1 de janeiro de 1982. No dia em que um latino-americano era eleito pela primeira vez Secretário-Geral das Nações Unidas – a distinção caberia ao peruano Pérez de Cuellar – Fernanda Melchor vinha ao mundo em Veracruz, México. Anos depois, valendo-se da sua evidente mestria na arte de narrar, Fernanda haveria de pôr a mesma Veracruz no mapa da literatura. Temporada de Furacões, originalmente publicado em 2017, oferece-nos uma perspetiva selvagem sobre a sua terra natal, partindo de um caso verídico para uma ficção que nada fica a dever ao contexto social e emocional que molda as vidas daquele país amaldiçoado pela violência. Pelas violências, na verdade.

= = = =

**Tarefas**.
1/ No excerto sobre Fernanda Melchor, em que ano foi originalmente publicado Temporada de Furacões?
2/ Transcreva literalmente a parte do excerto sobre Fernanda Melchor que começa em "1 de janeiro" e termina em "violências, na verdade.".
3/ Retome o excerto sobre Fernanda Melchor e dê-lhe seguimento a partir da última frase apresentada.

**Extrato dos dados**.
= = = =

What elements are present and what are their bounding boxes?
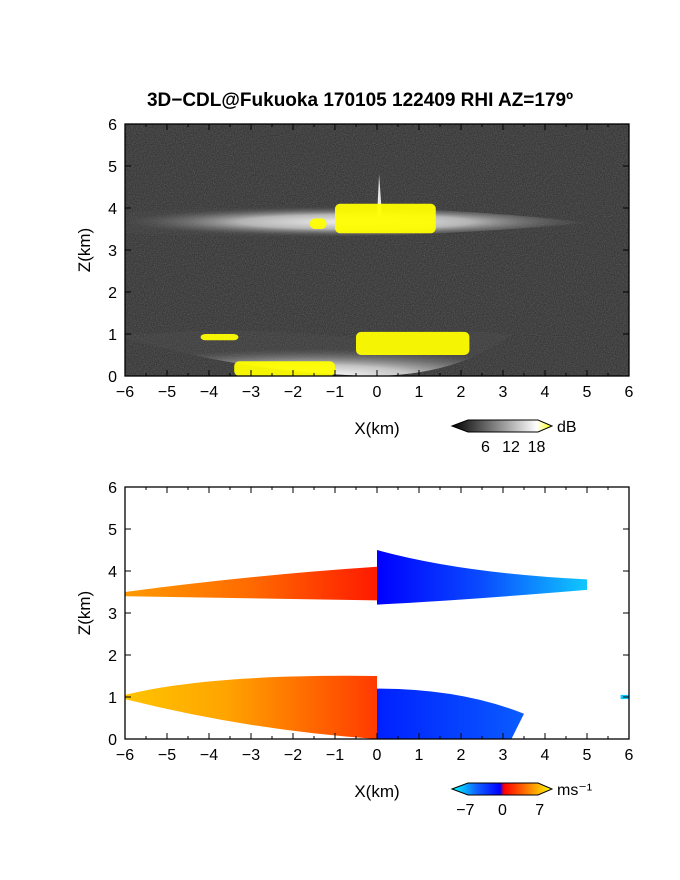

= = = =

**Respostas por tarefa**.
1/ Em 2017.

2/
1 de janeiro de 1982. No dia em que um latino-americano era eleito pela primeira vez Secretário-Geral das Nações Unidas – a distinção caberia ao peruano Pérez de Cuellar – Fernanda Melchor vinha ao mundo em Veracruz, México. Anos depois, valendo-se da sua evidente mestria na arte de narrar, Fernanda haveria de pôr a mesma Veracruz no mapa da literatura. Temporada de Furacões, originalmente publicado em 2017, oferece-nos uma perspetiva selvagem sobre a sua terra natal, partindo de um caso verídico para uma ficção que nada fica a dever ao contexto social e emocional que molda as vidas daquele país amaldiçoado pela violência. Pelas violências, na verdade.

3/
A Sangue Quente
Fernanda Melchor é jornalista de formação. Ao longo dos anos, tem publicado aquilo a que convencionamos chamar não ficção numa série de jornais e revistas internacionais como The Paris Review, Le Monde Diplomatique ou a versão latino-americana da Vanity Fair. Foi por esse ângulo que Fernanda decidiu partir para o livro: ao tomar conhecimento de um assassinato em Veracruz, motivado por acusações de bruxaria, decidiu seguir os passos de Truman Capote e contar em primeira mão os contornos de (mais) crime violento, que lhe chegou às mãos numa pequena nota da imprensa regional. No entanto, e dada a insegurança da zona, na qual operam vários cartéis, ou narcos, Fernanda optou pela ficção, evitando vestir a pele de “forasteira a fazer perguntas estranhas”, nas suas próprias palavras. Como tal, escolheu o caminho da ficção literária, criando personagens que contam não apenas a história, mas também o México. Os seus problemas, as suas desigualdades, as suas impunidades. Isto tudo de um fôlego.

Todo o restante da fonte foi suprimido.